● Extracted records:
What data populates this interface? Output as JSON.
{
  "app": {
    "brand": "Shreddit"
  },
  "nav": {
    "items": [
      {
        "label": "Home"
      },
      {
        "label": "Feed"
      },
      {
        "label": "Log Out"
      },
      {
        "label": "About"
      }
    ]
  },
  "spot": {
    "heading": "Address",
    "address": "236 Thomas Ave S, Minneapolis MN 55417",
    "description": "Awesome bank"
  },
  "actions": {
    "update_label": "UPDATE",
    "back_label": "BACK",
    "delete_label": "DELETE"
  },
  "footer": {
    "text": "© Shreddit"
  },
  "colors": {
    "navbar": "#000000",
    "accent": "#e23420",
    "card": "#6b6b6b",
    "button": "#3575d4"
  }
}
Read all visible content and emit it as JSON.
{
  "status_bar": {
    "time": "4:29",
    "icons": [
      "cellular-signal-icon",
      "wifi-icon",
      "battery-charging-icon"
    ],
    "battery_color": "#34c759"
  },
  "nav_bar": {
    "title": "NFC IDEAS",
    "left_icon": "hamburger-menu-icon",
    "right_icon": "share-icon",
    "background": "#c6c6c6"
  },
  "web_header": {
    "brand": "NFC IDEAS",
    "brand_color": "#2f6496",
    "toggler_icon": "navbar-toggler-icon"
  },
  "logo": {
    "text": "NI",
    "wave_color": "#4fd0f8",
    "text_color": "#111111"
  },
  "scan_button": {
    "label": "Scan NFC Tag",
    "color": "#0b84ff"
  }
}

* * *

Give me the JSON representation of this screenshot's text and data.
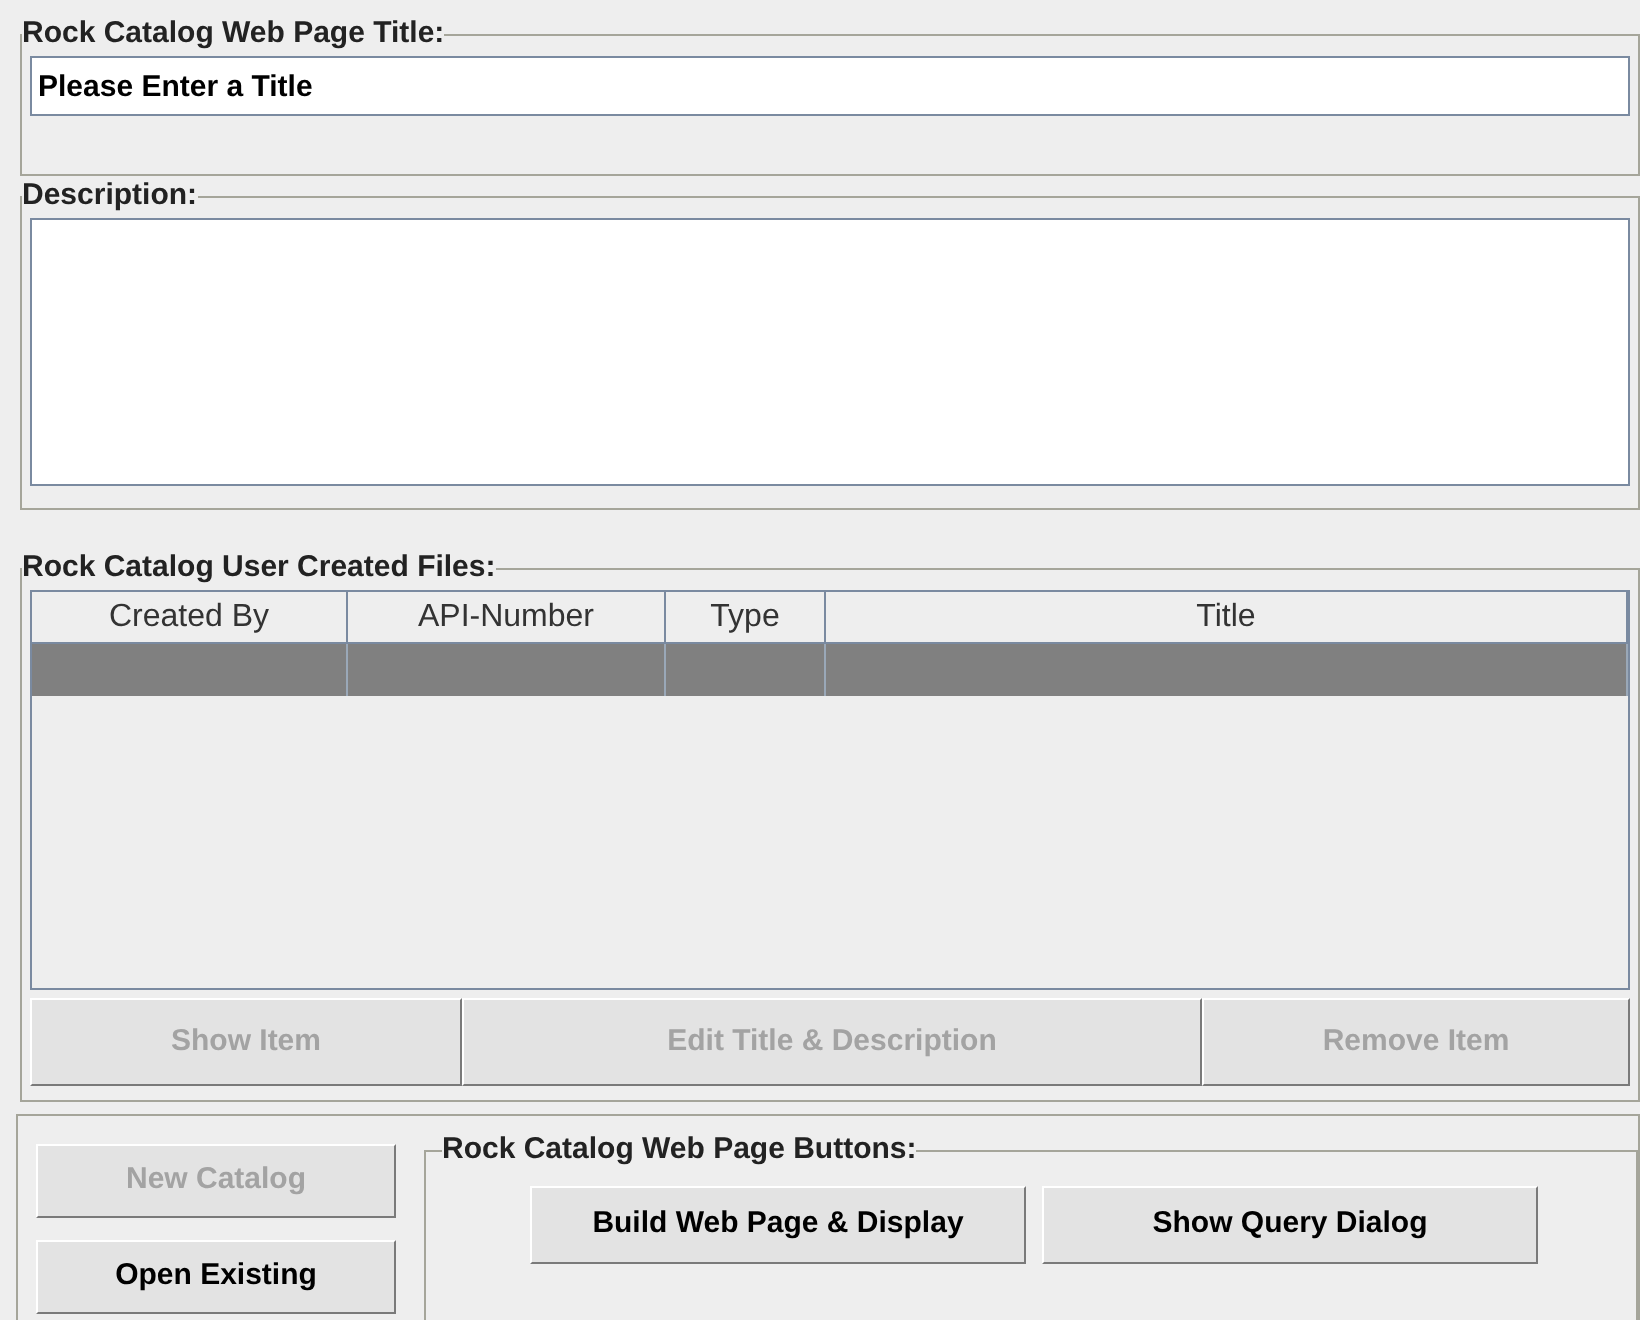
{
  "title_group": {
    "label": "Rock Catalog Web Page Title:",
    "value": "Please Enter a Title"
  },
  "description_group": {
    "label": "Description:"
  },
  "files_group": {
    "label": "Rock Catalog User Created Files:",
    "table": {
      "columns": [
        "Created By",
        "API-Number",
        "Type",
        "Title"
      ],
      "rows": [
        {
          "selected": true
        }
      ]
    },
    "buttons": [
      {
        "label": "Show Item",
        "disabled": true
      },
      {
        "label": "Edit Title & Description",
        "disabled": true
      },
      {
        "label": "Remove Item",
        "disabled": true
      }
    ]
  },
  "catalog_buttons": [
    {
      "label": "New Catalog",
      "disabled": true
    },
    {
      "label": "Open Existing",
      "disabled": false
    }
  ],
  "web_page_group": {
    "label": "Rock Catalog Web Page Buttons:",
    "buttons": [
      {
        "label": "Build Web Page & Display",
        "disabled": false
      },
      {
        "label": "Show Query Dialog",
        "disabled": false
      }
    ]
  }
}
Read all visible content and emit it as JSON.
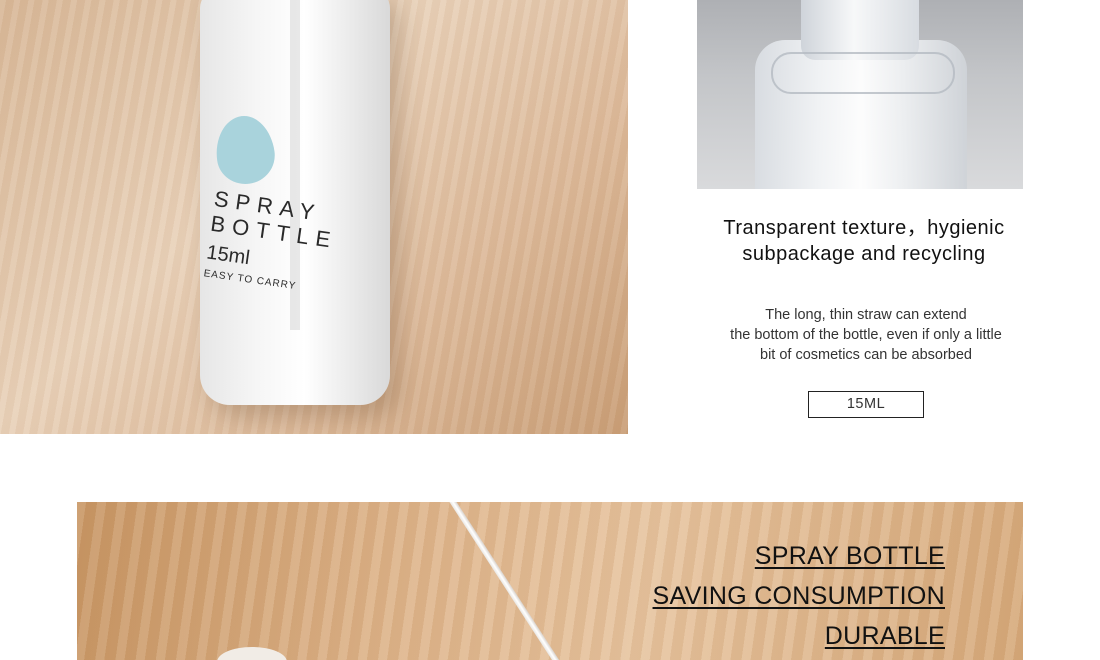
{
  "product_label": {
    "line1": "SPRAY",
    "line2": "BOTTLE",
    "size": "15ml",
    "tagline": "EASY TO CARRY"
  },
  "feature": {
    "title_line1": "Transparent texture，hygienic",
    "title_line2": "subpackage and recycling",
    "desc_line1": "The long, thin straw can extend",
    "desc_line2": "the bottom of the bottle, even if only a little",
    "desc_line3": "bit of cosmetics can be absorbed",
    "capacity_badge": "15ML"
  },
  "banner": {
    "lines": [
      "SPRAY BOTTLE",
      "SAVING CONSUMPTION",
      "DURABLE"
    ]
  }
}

* * *

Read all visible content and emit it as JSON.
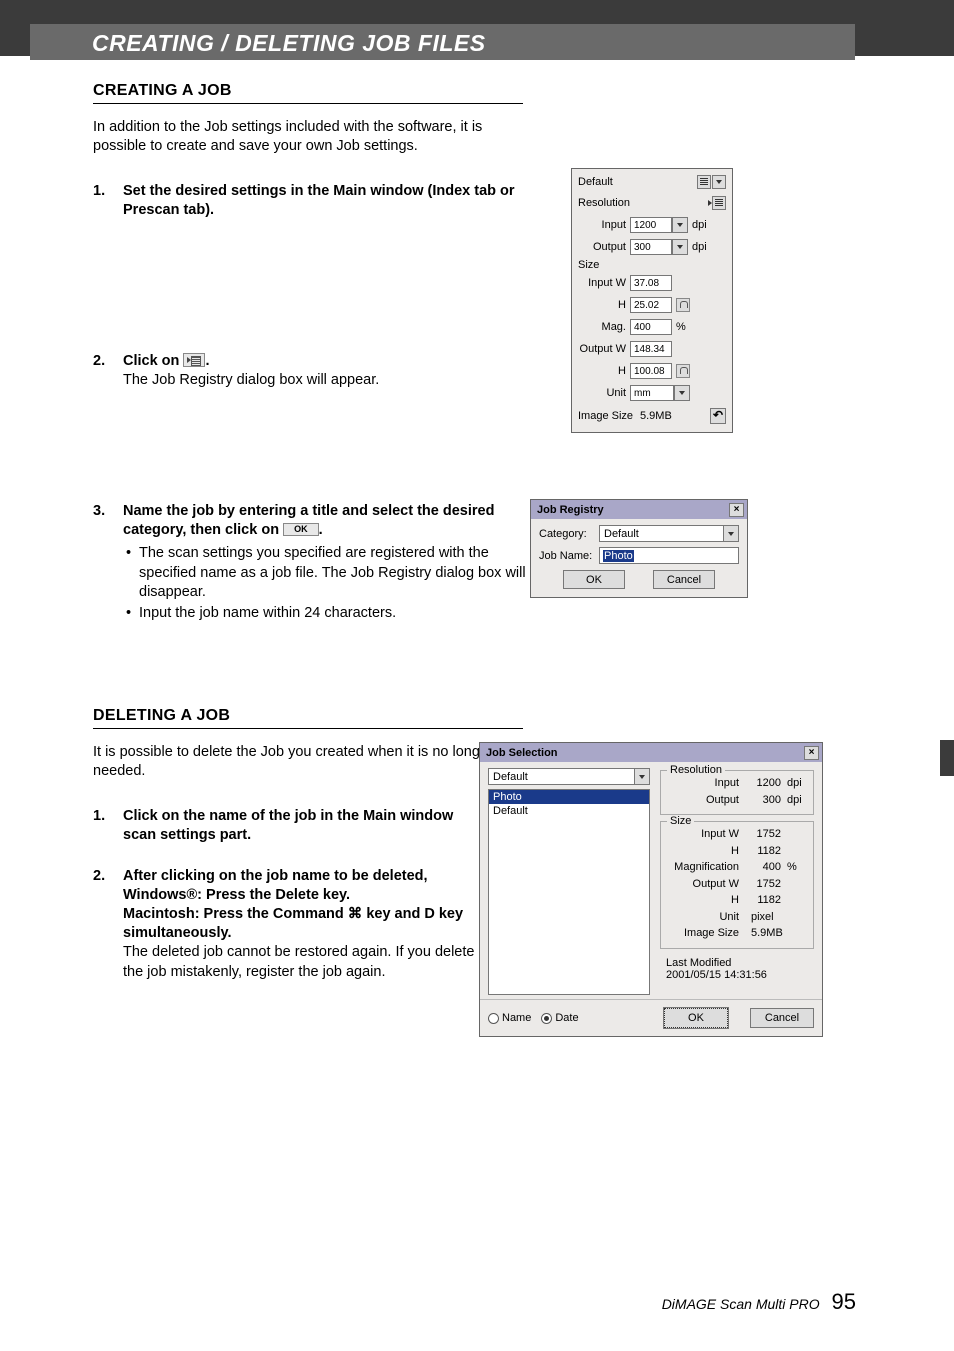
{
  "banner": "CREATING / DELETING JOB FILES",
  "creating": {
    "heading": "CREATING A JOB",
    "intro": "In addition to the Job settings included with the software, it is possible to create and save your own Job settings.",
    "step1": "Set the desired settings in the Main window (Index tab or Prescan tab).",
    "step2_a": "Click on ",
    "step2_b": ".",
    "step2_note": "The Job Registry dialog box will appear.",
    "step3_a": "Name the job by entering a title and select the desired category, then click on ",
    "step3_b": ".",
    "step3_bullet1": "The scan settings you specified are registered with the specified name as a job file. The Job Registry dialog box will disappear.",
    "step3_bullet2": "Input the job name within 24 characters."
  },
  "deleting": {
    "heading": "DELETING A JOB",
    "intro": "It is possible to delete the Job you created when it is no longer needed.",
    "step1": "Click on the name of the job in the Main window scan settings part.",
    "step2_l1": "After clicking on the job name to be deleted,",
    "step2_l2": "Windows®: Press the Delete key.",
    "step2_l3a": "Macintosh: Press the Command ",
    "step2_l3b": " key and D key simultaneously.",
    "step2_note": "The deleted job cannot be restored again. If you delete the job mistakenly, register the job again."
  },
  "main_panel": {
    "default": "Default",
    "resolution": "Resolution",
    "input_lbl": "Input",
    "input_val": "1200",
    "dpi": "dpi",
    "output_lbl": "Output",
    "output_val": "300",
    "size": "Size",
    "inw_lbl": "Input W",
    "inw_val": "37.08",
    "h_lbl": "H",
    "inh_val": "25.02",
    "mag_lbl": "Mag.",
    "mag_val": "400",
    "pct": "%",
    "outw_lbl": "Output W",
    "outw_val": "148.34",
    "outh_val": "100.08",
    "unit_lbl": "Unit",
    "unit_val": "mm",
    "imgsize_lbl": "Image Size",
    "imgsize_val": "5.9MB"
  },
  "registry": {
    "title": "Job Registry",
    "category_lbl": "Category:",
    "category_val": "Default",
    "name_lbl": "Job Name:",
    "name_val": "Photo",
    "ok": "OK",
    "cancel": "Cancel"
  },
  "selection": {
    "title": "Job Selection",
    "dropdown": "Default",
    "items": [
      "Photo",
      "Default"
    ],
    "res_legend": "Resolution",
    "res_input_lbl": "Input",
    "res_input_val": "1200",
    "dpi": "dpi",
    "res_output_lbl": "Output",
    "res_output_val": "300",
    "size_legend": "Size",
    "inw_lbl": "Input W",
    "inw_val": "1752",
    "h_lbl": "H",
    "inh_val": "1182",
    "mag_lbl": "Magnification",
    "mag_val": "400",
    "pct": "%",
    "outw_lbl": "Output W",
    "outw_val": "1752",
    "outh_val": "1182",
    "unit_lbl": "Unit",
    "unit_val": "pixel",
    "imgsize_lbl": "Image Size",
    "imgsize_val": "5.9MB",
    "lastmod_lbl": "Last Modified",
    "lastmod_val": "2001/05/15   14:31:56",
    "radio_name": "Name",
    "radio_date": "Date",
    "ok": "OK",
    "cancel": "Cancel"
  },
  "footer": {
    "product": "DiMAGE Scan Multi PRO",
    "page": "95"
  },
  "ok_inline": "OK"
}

● WHAT IS NEEDED:
Pick out the lines containing the string "data" and show them.

● SOLUTION TO THIS PROBLEM:
What data populates this interface? Output as JSON.
Give me the JSON representation of this screenshot's text and data.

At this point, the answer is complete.